>> Start DATASET ROWS

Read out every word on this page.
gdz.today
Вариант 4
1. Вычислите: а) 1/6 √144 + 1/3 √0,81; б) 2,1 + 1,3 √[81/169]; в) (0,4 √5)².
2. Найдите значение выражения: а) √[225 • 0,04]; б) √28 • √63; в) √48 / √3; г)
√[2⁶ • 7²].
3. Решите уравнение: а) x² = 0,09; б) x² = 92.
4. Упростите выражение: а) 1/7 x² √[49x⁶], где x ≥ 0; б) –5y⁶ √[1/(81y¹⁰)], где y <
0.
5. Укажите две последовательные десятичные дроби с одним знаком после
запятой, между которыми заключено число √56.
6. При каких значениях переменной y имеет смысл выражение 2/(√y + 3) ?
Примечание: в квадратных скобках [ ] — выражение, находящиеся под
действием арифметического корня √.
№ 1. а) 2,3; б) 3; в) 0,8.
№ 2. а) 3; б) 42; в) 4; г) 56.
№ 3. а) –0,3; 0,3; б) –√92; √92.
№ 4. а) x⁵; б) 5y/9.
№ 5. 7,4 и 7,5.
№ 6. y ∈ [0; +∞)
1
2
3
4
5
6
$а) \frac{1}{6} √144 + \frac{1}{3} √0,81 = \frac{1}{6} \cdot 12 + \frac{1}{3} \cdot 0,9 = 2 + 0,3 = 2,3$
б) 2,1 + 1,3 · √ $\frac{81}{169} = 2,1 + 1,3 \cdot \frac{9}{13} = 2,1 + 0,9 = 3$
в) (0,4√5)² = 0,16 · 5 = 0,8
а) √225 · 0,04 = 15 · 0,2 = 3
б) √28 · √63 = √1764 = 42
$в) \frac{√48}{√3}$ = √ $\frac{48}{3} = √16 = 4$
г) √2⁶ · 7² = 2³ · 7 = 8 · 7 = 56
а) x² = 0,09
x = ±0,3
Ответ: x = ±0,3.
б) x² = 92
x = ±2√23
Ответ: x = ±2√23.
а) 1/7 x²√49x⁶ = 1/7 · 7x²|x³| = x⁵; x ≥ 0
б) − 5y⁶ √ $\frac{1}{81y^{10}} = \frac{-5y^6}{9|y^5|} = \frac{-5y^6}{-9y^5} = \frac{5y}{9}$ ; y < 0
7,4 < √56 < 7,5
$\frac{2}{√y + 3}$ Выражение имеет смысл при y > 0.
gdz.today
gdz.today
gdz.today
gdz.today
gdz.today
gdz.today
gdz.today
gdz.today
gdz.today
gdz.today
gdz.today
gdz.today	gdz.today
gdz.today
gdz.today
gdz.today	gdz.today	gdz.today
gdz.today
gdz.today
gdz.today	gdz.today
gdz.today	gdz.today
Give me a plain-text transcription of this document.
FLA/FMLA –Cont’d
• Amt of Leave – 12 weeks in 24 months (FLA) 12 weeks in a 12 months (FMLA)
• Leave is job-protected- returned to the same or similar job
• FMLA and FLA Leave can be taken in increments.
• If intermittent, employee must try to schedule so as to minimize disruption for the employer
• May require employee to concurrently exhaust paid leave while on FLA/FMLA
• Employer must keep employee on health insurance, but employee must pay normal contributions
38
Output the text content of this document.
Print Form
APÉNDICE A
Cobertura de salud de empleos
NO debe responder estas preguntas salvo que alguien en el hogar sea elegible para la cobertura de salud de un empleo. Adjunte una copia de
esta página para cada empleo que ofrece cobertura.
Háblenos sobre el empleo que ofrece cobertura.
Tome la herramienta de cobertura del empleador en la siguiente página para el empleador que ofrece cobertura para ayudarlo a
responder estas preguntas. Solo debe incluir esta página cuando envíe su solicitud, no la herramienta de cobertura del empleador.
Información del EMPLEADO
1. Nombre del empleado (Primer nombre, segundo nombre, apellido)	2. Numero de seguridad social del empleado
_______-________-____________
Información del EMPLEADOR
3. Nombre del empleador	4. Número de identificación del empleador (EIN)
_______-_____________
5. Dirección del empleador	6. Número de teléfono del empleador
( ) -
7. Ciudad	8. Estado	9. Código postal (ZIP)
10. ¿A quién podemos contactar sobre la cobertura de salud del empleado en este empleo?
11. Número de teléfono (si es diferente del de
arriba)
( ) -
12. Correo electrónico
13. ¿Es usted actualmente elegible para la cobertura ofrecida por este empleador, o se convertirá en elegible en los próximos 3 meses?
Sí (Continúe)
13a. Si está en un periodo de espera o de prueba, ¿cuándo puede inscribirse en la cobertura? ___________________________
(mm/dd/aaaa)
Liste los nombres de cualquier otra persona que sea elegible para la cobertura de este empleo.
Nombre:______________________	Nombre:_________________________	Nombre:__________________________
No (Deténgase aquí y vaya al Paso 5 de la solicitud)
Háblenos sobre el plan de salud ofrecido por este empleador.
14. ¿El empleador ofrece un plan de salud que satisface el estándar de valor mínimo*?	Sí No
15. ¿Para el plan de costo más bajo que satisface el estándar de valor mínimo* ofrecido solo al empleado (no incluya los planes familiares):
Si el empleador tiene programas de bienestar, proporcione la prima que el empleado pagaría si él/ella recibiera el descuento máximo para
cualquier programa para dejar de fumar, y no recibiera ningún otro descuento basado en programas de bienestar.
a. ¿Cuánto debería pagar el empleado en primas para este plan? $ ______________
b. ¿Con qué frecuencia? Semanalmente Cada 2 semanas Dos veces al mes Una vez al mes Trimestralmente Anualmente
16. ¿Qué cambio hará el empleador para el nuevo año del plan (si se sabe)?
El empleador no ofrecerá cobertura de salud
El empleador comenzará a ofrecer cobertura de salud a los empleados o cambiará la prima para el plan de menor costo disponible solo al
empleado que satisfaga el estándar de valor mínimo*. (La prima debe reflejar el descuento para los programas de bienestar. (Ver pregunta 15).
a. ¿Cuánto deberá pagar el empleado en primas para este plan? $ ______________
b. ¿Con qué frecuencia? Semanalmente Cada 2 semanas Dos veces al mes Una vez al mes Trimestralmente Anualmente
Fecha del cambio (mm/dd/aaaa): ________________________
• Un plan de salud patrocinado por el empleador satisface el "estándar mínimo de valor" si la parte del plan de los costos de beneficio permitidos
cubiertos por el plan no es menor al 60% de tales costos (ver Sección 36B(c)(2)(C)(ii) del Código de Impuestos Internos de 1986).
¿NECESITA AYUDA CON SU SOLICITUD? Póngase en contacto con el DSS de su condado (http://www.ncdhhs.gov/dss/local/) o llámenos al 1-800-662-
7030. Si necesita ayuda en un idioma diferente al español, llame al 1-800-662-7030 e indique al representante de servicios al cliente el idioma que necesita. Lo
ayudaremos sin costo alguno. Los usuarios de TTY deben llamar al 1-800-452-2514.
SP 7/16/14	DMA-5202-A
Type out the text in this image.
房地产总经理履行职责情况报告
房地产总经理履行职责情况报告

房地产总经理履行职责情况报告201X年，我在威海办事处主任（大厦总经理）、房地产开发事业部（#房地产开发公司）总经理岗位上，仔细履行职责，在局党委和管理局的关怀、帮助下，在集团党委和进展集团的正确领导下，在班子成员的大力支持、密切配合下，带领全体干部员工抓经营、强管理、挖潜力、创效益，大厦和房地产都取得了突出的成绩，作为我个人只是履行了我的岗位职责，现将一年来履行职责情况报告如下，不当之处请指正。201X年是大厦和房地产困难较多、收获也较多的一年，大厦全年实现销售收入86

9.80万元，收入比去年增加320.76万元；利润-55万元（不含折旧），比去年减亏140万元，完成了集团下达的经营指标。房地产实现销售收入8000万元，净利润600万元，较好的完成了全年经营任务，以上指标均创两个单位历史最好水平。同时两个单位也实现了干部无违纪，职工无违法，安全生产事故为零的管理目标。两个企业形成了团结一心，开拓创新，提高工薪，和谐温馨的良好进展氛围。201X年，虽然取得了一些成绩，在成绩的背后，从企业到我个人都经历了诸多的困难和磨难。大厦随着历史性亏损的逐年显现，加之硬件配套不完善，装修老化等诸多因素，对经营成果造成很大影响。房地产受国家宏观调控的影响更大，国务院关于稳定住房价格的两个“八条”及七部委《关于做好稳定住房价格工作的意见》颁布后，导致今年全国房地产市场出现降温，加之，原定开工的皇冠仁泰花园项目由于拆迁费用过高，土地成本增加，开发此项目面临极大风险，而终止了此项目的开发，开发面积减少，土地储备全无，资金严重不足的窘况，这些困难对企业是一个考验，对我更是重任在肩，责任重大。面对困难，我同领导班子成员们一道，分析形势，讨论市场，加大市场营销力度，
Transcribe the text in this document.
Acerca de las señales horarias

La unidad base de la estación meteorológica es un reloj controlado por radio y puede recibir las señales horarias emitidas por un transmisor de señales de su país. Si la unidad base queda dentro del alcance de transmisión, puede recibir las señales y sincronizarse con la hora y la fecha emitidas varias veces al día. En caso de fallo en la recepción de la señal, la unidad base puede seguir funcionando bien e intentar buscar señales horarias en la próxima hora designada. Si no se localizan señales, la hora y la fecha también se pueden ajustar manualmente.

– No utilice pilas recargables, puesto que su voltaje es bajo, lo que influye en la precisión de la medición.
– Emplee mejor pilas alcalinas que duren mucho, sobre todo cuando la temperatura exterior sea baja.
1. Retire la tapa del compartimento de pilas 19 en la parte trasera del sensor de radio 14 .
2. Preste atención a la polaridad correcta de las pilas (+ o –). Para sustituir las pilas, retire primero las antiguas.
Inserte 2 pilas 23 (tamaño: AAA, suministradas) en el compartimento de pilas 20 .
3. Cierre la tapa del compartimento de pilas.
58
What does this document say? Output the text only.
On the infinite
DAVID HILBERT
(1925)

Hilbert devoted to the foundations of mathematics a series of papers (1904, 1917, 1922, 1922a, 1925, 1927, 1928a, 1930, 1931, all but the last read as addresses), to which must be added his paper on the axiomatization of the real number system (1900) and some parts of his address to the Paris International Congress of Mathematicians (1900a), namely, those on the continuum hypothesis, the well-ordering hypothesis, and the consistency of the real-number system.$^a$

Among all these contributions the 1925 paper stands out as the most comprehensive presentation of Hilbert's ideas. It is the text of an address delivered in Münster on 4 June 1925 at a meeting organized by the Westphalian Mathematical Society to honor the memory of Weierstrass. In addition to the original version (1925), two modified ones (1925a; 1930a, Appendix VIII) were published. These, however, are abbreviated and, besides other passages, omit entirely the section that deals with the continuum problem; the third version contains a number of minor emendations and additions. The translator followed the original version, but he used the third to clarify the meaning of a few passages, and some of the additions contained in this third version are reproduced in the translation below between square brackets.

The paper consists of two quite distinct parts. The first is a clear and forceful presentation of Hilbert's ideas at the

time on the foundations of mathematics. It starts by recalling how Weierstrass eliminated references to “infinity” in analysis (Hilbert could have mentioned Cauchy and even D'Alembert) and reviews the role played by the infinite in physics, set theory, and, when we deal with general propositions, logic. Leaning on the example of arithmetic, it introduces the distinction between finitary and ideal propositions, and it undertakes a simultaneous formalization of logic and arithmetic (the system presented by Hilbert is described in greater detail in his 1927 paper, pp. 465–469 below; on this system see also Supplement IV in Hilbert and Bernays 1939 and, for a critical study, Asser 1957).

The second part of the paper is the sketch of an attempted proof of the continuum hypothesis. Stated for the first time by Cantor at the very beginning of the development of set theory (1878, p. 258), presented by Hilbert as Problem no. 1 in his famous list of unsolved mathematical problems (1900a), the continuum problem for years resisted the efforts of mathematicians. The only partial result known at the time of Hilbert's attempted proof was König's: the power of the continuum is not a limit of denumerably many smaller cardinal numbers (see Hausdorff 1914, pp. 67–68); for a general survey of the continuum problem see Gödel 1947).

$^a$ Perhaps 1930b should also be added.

>> End DATASET ROWS

▶ _REQUIREMENTS_
Count the lines of the data that contain the string "mathematics", and reply with that number alone.

▶ _SOLUTION BELOW_
2